- _DIRECTIVE_:
Quote the data below in full, minus the images.

- _Collection entries_:
╭──

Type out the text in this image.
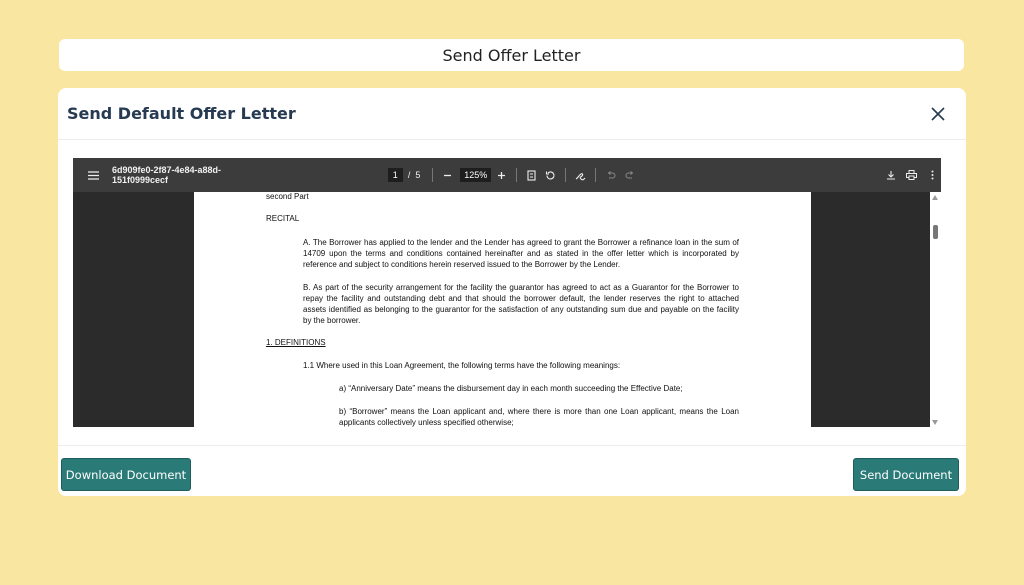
Send Offer Letter
Send Default Offer Letter
6d909fe0-2f87-4e84-a88d-151f0999cecf	1	/ 5	125%
second Part
RECITAL
A. The Borrower has applied to the lender and the Lender has agreed to grant the Borrower a refinance loan in the sum of 14709 upon the terms and conditions contained hereinafter and as stated in the offer letter which is incorporated by reference and subject to conditions herein reserved issued to the Borrower by the Lender.
B. As part of the security arrangement for the facility the guarantor has agreed to act as a Guarantor for the Borrower to repay the facility and outstanding debt and that should the borrower default, the lender reserves the right to attached assets identified as belonging to the guarantor for the satisfaction of any outstanding sum due and payable on the facility by the borrower.
1. DEFINITIONS
1.1 Where used in this Loan Agreement, the following terms have the following meanings:
a) “Anniversary Date” means the disbursement day in each month succeeding the Effective Date;
b) “Borrower” means the Loan applicant and, where there is more than one Loan applicant, means the Loan applicants collectively unless specified otherwise;
Download Document	Send Document
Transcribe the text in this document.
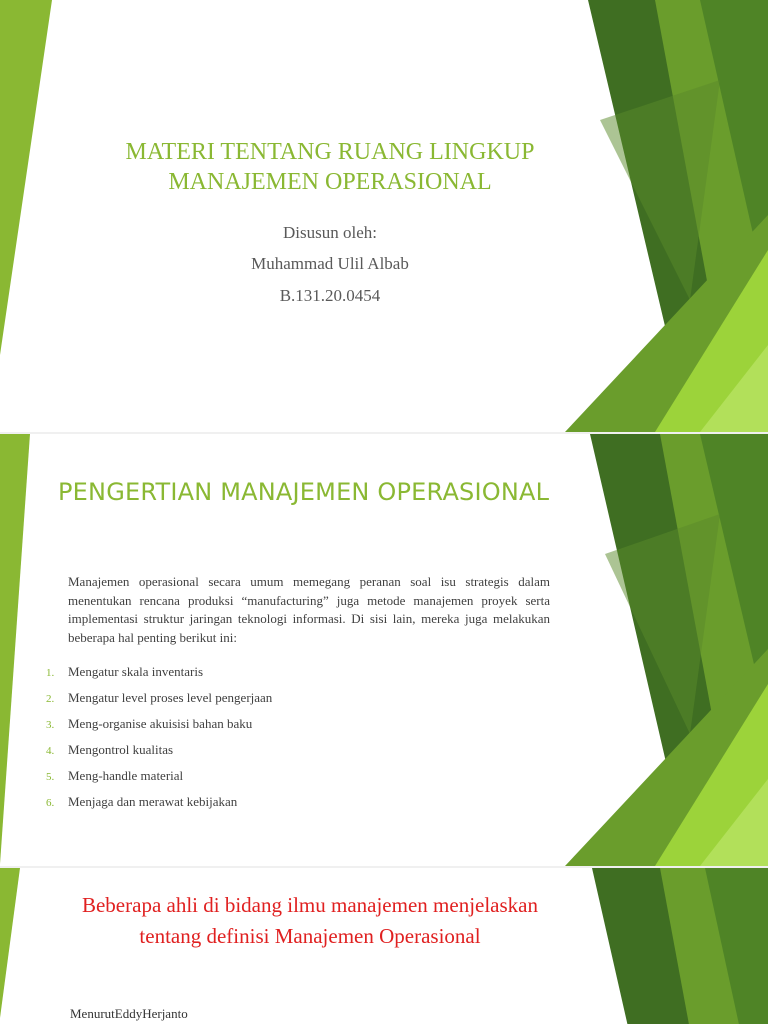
MATERI TENTANG RUANG LINGKUP MANAJEMEN OPERASIONAL
Disusun oleh:
Muhammad Ulil Albab
B.131.20.0454
PENGERTIAN MANAJEMEN OPERASIONAL
Manajemen operasional secara umum memegang peranan soal isu strategis dalam menentukan rencana produksi “manufacturing” juga metode manajemen proyek serta implementasi struktur jaringan teknologi informasi. Di sisi lain, mereka juga melakukan beberapa hal penting berikut ini:
1. Mengatur skala inventaris
2. Mengatur level proses level pengerjaan
3. Meng-organise akuisisi bahan baku
4. Mengontrol kualitas
5. Meng-handle material
6. Menjaga dan merawat kebijakan
Beberapa ahli di bidang ilmu manajemen menjelaskan tentang definisi Manajemen Operasional
MenurutEddyHerjanto
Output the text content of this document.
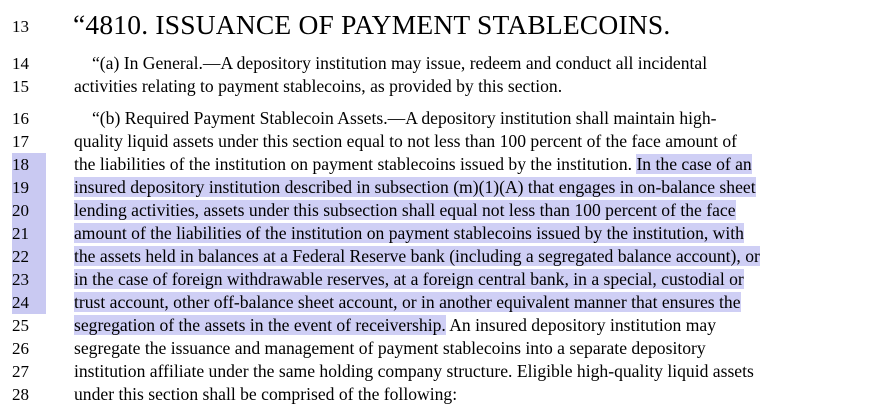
13	“4810. ISSUANCE OF PAYMENT STABLECOINS.
14	“(a) In General.—A depository institution may issue, redeem and conduct all incidental
15	activities relating to payment stablecoins, as provided by this section.
16	“(b) Required Payment Stablecoin Assets.—A depository institution shall maintain high-
17	quality liquid assets under this section equal to not less than 100 percent of the face amount of
18	the liabilities of the institution on payment stablecoins issued by the institution. In the case of an
19	insured depository institution described in subsection (m)(1)(A) that engages in on-balance sheet
20	lending activities, assets under this subsection shall equal not less than 100 percent of the face
21	amount of the liabilities of the institution on payment stablecoins issued by the institution, with
22	the assets held in balances at a Federal Reserve bank (including a segregated balance account), or
23	in the case of foreign withdrawable reserves, at a foreign central bank, in a special, custodial or
24	trust account, other off-balance sheet account, or in another equivalent manner that ensures the
25	segregation of the assets in the event of receivership. An insured depository institution may
26	segregate the issuance and management of payment stablecoins into a separate depository
27	institution affiliate under the same holding company structure. Eligible high-quality liquid assets
28	under this section shall be comprised of the following:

╰──

- _RIGHT ANSWER_:
Type out the text in this image.
Send Offer Letter
Send Default Offer Letter
6d909fe0-2f87-4e84-a88d-151f0999cecf	1	/ 5	125%
second Part
RECITAL
A. The Borrower has applied to the lender and the Lender has agreed to grant the Borrower a refinance loan in the sum of 14709 upon the terms and conditions contained hereinafter and as stated in the offer letter which is incorporated by reference and subject to conditions herein reserved issued to the Borrower by the Lender.
B. As part of the security arrangement for the facility the guarantor has agreed to act as a Guarantor for the Borrower to repay the facility and outstanding debt and that should the borrower default, the lender reserves the right to attached assets identified as belonging to the guarantor for the satisfaction of any outstanding sum due and payable on the facility by the borrower.
1. DEFINITIONS
1.1 Where used in this Loan Agreement, the following terms have the following meanings:
a) “Anniversary Date” means the disbursement day in each month succeeding the Effective Date;
b) “Borrower” means the Loan applicant and, where there is more than one Loan applicant, means the Loan applicants collectively unless specified otherwise;
Download Document	Send Document
Transcribe the text in this document.
MATERI TENTANG RUANG LINGKUP MANAJEMEN OPERASIONAL
Disusun oleh:
Muhammad Ulil Albab
B.131.20.0454
PENGERTIAN MANAJEMEN OPERASIONAL
Manajemen operasional secara umum memegang peranan soal isu strategis dalam menentukan rencana produksi “manufacturing” juga metode manajemen proyek serta implementasi struktur jaringan teknologi informasi. Di sisi lain, mereka juga melakukan beberapa hal penting berikut ini:
1. Mengatur skala inventaris
2. Mengatur level proses level pengerjaan
3. Meng-organise akuisisi bahan baku
4. Mengontrol kualitas
5. Meng-handle material
6. Menjaga dan merawat kebijakan
Beberapa ahli di bidang ilmu manajemen menjelaskan tentang definisi Manajemen Operasional
MenurutEddyHerjanto
Output the text content of this document.
13	“4810. ISSUANCE OF PAYMENT STABLECOINS.
14	“(a) In General.—A depository institution may issue, redeem and conduct all incidental
15	activities relating to payment stablecoins, as provided by this section.
16	“(b) Required Payment Stablecoin Assets.—A depository institution shall maintain high-
17	quality liquid assets under this section equal to not less than 100 percent of the face amount of
18	the liabilities of the institution on payment stablecoins issued by the institution. In the case of an
19	insured depository institution described in subsection (m)(1)(A) that engages in on-balance sheet
20	lending activities, assets under this subsection shall equal not less than 100 percent of the face
21	amount of the liabilities of the institution on payment stablecoins issued by the institution, with
22	the assets held in balances at a Federal Reserve bank (including a segregated balance account), or
23	in the case of foreign withdrawable reserves, at a foreign central bank, in a special, custodial or
24	trust account, other off-balance sheet account, or in another equivalent manner that ensures the
25	segregation of the assets in the event of receivership. An insured depository institution may
26	segregate the issuance and management of payment stablecoins into a separate depository
27	institution affiliate under the same holding company structure. Eligible high-quality liquid assets
28	under this section shall be comprised of the following:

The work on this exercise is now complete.